▶ What you will do: Verbatim output of all the material below is required.

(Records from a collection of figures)
────────────────
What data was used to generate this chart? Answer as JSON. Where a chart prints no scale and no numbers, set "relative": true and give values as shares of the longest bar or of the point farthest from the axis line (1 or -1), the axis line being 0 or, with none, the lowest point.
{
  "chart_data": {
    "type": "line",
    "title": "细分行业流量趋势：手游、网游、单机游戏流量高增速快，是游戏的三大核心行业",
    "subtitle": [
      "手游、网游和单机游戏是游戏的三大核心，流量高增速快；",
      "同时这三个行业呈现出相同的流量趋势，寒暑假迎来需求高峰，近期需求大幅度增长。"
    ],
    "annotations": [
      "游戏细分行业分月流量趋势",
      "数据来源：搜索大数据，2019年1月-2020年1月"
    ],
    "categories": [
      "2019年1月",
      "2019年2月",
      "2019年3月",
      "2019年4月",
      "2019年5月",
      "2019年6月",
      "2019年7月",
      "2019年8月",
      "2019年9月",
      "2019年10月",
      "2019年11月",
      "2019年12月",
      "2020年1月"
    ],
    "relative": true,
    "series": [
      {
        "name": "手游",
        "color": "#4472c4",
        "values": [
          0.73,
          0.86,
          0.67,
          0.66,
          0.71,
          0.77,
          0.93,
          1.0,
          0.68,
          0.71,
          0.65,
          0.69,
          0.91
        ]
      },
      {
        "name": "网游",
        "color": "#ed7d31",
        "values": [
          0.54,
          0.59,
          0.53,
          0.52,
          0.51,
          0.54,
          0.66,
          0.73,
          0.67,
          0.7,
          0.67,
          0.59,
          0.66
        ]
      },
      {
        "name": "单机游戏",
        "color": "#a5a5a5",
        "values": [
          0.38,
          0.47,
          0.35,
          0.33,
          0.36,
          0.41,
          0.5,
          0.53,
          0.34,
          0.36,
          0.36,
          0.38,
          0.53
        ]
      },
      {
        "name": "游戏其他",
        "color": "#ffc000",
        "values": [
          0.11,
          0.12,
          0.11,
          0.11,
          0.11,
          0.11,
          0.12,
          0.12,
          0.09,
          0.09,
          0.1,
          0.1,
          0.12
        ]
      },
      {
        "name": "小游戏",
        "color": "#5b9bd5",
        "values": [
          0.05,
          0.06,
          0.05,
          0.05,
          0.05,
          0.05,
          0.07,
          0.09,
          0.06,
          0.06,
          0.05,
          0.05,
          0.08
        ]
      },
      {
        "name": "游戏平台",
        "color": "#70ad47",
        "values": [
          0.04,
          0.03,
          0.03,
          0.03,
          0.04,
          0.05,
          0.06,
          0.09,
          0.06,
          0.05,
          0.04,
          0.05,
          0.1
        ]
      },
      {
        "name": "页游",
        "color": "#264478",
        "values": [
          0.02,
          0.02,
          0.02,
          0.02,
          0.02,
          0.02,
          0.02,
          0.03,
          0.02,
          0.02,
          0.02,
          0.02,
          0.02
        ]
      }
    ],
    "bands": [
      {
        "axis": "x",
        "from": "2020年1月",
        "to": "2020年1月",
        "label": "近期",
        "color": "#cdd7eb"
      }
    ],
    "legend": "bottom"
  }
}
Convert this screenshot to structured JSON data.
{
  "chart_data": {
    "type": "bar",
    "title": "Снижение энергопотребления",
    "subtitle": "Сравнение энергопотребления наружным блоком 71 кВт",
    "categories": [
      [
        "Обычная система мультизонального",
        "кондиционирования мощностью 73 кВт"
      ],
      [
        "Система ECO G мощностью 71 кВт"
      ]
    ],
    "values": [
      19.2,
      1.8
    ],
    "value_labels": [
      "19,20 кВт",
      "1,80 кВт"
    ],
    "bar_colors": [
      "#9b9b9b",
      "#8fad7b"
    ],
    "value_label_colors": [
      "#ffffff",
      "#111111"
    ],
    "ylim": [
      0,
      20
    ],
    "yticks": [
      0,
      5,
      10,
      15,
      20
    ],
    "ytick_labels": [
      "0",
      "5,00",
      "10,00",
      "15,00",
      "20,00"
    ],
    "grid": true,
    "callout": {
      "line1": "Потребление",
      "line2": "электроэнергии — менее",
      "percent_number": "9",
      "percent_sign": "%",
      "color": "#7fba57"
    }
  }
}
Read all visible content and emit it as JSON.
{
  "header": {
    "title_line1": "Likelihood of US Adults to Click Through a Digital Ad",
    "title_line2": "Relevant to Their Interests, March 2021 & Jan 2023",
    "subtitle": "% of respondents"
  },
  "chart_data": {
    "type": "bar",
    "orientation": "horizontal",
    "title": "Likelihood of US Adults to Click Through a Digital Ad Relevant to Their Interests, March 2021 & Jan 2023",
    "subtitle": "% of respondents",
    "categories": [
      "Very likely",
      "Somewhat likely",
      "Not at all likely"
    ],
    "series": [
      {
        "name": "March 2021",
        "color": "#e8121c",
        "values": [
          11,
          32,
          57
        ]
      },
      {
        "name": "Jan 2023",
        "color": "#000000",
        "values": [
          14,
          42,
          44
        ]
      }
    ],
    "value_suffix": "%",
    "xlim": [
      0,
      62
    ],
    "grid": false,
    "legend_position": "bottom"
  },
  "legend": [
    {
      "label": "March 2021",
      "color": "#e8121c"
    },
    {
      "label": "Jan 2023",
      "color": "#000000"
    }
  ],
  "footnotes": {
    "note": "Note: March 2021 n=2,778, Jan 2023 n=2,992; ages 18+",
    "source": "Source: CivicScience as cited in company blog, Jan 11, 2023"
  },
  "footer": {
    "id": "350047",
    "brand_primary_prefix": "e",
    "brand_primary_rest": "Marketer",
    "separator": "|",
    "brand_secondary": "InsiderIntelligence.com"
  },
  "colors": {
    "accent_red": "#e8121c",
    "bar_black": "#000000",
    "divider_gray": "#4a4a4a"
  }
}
────────────────
▶ Result for this task:
What data was used to generate this chart? Answer as JSON. Where a chart prints no scale and no numbers, set "relative": true and give values as shares of the longest bar or of the point farthest from the axis line (1 or -1), the axis line being 0 or, with none, the lowest point.
{
  "chart_data": {
    "type": "line",
    "title": "细分行业流量趋势：手游、网游、单机游戏流量高增速快，是游戏的三大核心行业",
    "subtitle": [
      "手游、网游和单机游戏是游戏的三大核心，流量高增速快；",
      "同时这三个行业呈现出相同的流量趋势，寒暑假迎来需求高峰，近期需求大幅度增长。"
    ],
    "annotations": [
      "游戏细分行业分月流量趋势",
      "数据来源：搜索大数据，2019年1月-2020年1月"
    ],
    "categories": [
      "2019年1月",
      "2019年2月",
      "2019年3月",
      "2019年4月",
      "2019年5月",
      "2019年6月",
      "2019年7月",
      "2019年8月",
      "2019年9月",
      "2019年10月",
      "2019年11月",
      "2019年12月",
      "2020年1月"
    ],
    "relative": true,
    "series": [
      {
        "name": "手游",
        "color": "#4472c4",
        "values": [
          0.73,
          0.86,
          0.67,
          0.66,
          0.71,
          0.77,
          0.93,
          1.0,
          0.68,
          0.71,
          0.65,
          0.69,
          0.91
        ]
      },
      {
        "name": "网游",
        "color": "#ed7d31",
        "values": [
          0.54,
          0.59,
          0.53,
          0.52,
          0.51,
          0.54,
          0.66,
          0.73,
          0.67,
          0.7,
          0.67,
          0.59,
          0.66
        ]
      },
      {
        "name": "单机游戏",
        "color": "#a5a5a5",
        "values": [
          0.38,
          0.47,
          0.35,
          0.33,
          0.36,
          0.41,
          0.5,
          0.53,
          0.34,
          0.36,
          0.36,
          0.38,
          0.53
        ]
      },
      {
        "name": "游戏其他",
        "color": "#ffc000",
        "values": [
          0.11,
          0.12,
          0.11,
          0.11,
          0.11,
          0.11,
          0.12,
          0.12,
          0.09,
          0.09,
          0.1,
          0.1,
          0.12
        ]
      },
      {
        "name": "小游戏",
        "color": "#5b9bd5",
        "values": [
          0.05,
          0.06,
          0.05,
          0.05,
          0.05,
          0.05,
          0.07,
          0.09,
          0.06,
          0.06,
          0.05,
          0.05,
          0.08
        ]
      },
      {
        "name": "游戏平台",
        "color": "#70ad47",
        "values": [
          0.04,
          0.03,
          0.03,
          0.03,
          0.04,
          0.05,
          0.06,
          0.09,
          0.06,
          0.05,
          0.04,
          0.05,
          0.1
        ]
      },
      {
        "name": "页游",
        "color": "#264478",
        "values": [
          0.02,
          0.02,
          0.02,
          0.02,
          0.02,
          0.02,
          0.02,
          0.03,
          0.02,
          0.02,
          0.02,
          0.02,
          0.02
        ]
      }
    ],
    "bands": [
      {
        "axis": "x",
        "from": "2020年1月",
        "to": "2020年1月",
        "label": "近期",
        "color": "#cdd7eb"
      }
    ],
    "legend": "bottom"
  }
}
Convert this screenshot to structured JSON data.
{
  "chart_data": {
    "type": "bar",
    "title": "Снижение энергопотребления",
    "subtitle": "Сравнение энергопотребления наружным блоком 71 кВт",
    "categories": [
      [
        "Обычная система мультизонального",
        "кондиционирования мощностью 73 кВт"
      ],
      [
        "Система ECO G мощностью 71 кВт"
      ]
    ],
    "values": [
      19.2,
      1.8
    ],
    "value_labels": [
      "19,20 кВт",
      "1,80 кВт"
    ],
    "bar_colors": [
      "#9b9b9b",
      "#8fad7b"
    ],
    "value_label_colors": [
      "#ffffff",
      "#111111"
    ],
    "ylim": [
      0,
      20
    ],
    "yticks": [
      0,
      5,
      10,
      15,
      20
    ],
    "ytick_labels": [
      "0",
      "5,00",
      "10,00",
      "15,00",
      "20,00"
    ],
    "grid": true,
    "callout": {
      "line1": "Потребление",
      "line2": "электроэнергии — менее",
      "percent_number": "9",
      "percent_sign": "%",
      "color": "#7fba57"
    }
  }
}
Read all visible content and emit it as JSON.
{
  "header": {
    "title_line1": "Likelihood of US Adults to Click Through a Digital Ad",
    "title_line2": "Relevant to Their Interests, March 2021 & Jan 2023",
    "subtitle": "% of respondents"
  },
  "chart_data": {
    "type": "bar",
    "orientation": "horizontal",
    "title": "Likelihood of US Adults to Click Through a Digital Ad Relevant to Their Interests, March 2021 & Jan 2023",
    "subtitle": "% of respondents",
    "categories": [
      "Very likely",
      "Somewhat likely",
      "Not at all likely"
    ],
    "series": [
      {
        "name": "March 2021",
        "color": "#e8121c",
        "values": [
          11,
          32,
          57
        ]
      },
      {
        "name": "Jan 2023",
        "color": "#000000",
        "values": [
          14,
          42,
          44
        ]
      }
    ],
    "value_suffix": "%",
    "xlim": [
      0,
      62
    ],
    "grid": false,
    "legend_position": "bottom"
  },
  "legend": [
    {
      "label": "March 2021",
      "color": "#e8121c"
    },
    {
      "label": "Jan 2023",
      "color": "#000000"
    }
  ],
  "footnotes": {
    "note": "Note: March 2021 n=2,778, Jan 2023 n=2,992; ages 18+",
    "source": "Source: CivicScience as cited in company blog, Jan 11, 2023"
  },
  "footer": {
    "id": "350047",
    "brand_primary_prefix": "e",
    "brand_primary_rest": "Marketer",
    "separator": "|",
    "brand_secondary": "InsiderIntelligence.com"
  },
  "colors": {
    "accent_red": "#e8121c",
    "bar_black": "#000000",
    "divider_gray": "#4a4a4a"
  }
}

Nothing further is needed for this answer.